### EXTRACTED INFORMATION
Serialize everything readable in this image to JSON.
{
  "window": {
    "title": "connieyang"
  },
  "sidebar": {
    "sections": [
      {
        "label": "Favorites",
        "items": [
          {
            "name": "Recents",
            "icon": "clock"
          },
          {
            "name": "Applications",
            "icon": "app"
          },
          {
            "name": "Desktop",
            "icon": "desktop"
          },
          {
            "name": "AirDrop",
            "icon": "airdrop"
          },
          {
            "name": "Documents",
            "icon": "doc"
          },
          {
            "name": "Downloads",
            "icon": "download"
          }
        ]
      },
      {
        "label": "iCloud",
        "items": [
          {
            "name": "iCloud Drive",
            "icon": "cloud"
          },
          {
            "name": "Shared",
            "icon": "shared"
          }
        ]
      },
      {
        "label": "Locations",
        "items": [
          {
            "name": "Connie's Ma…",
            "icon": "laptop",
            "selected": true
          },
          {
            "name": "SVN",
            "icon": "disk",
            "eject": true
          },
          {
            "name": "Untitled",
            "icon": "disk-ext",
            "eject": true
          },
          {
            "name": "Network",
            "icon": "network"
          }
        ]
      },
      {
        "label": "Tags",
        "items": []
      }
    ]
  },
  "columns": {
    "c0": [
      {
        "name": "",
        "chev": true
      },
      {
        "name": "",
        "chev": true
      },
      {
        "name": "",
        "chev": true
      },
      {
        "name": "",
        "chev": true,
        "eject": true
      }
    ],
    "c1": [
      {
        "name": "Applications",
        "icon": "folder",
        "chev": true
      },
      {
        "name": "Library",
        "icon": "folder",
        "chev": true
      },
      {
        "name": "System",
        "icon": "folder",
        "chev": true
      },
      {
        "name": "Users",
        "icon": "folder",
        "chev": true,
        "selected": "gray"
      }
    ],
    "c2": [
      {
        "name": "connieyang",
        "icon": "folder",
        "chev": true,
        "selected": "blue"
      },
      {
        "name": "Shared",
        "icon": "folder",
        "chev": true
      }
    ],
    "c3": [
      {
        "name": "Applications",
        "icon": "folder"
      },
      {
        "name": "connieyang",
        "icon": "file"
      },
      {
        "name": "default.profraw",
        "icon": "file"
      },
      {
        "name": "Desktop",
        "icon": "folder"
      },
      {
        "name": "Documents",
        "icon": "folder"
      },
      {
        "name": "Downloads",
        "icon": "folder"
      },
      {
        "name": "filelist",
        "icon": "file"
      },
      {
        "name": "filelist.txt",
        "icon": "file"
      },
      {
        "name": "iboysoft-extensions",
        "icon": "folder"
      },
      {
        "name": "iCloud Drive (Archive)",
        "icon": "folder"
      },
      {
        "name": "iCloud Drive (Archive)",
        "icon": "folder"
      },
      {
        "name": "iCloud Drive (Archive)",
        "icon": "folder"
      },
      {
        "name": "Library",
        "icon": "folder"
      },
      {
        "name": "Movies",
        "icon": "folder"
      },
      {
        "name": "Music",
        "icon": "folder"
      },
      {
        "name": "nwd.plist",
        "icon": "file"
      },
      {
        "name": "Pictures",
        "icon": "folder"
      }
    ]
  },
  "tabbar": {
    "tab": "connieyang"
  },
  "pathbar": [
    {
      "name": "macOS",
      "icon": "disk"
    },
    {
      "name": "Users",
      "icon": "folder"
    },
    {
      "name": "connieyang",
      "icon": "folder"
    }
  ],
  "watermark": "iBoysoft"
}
--
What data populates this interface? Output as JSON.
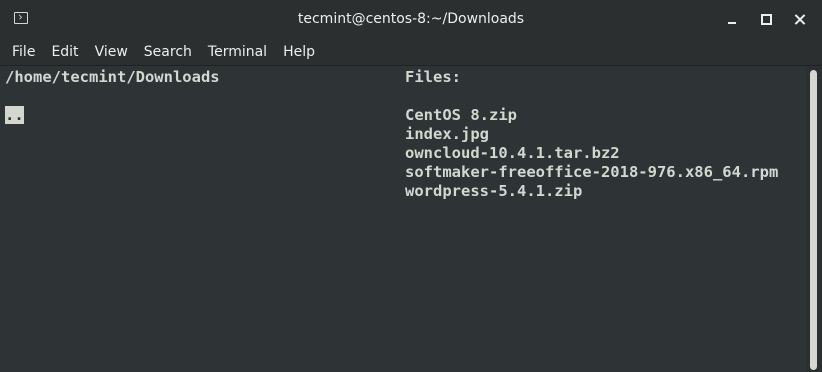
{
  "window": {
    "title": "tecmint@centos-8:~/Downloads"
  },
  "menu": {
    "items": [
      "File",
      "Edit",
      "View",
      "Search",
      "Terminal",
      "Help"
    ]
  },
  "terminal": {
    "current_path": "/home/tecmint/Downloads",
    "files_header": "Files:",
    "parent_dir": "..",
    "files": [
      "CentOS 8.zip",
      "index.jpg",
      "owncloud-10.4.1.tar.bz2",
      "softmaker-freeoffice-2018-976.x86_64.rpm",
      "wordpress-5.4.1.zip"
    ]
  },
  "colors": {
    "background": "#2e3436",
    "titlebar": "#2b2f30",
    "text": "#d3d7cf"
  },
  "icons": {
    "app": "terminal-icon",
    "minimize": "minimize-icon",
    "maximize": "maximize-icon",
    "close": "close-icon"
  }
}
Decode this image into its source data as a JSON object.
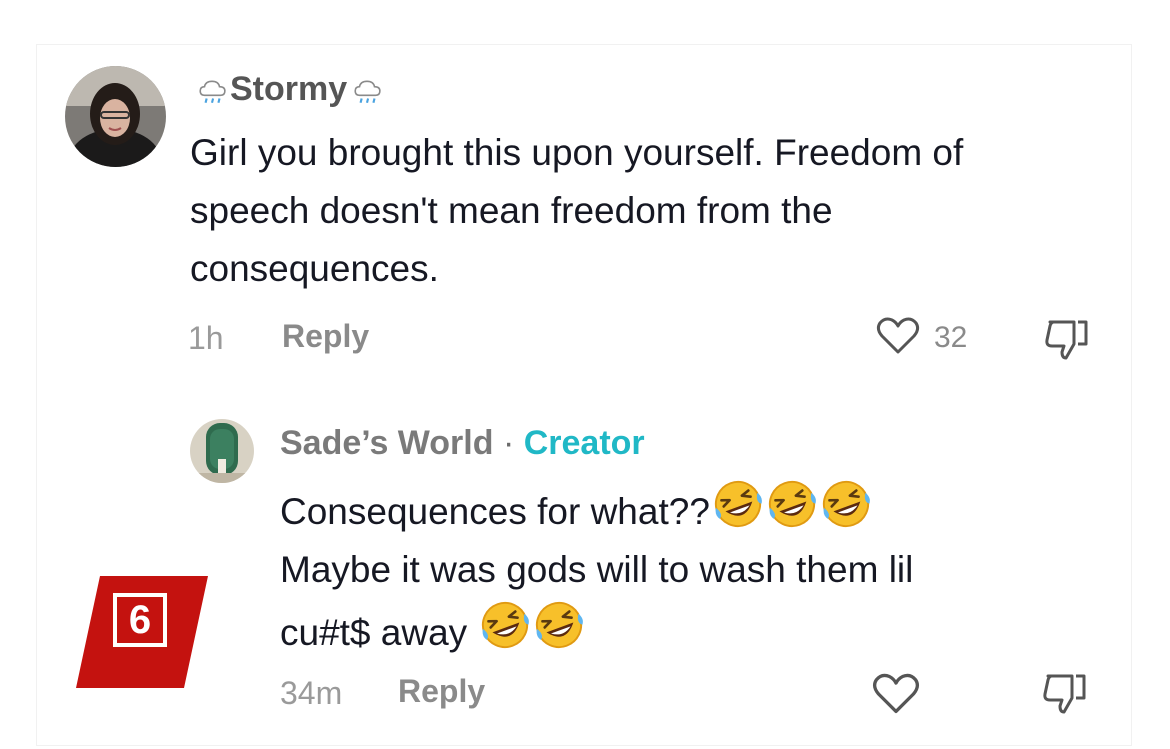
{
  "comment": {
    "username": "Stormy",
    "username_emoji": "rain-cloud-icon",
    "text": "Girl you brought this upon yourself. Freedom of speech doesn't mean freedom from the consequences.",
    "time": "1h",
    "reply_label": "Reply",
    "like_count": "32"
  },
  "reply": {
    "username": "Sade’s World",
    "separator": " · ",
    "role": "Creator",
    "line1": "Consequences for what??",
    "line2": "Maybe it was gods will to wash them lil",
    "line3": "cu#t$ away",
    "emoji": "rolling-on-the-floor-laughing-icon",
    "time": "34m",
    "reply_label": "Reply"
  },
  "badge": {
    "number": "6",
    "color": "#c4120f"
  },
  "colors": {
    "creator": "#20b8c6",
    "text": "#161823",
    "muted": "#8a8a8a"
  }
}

### JOB
In the material above, find each line that contains the word "text", and select it.

### FINISHED EXERCISE
    "text": "#d3d7cf"
    "text": "Girl you brought this upon yourself. Freedom of speech doesn't mean freedom from the consequences.",
    "text": "#161823",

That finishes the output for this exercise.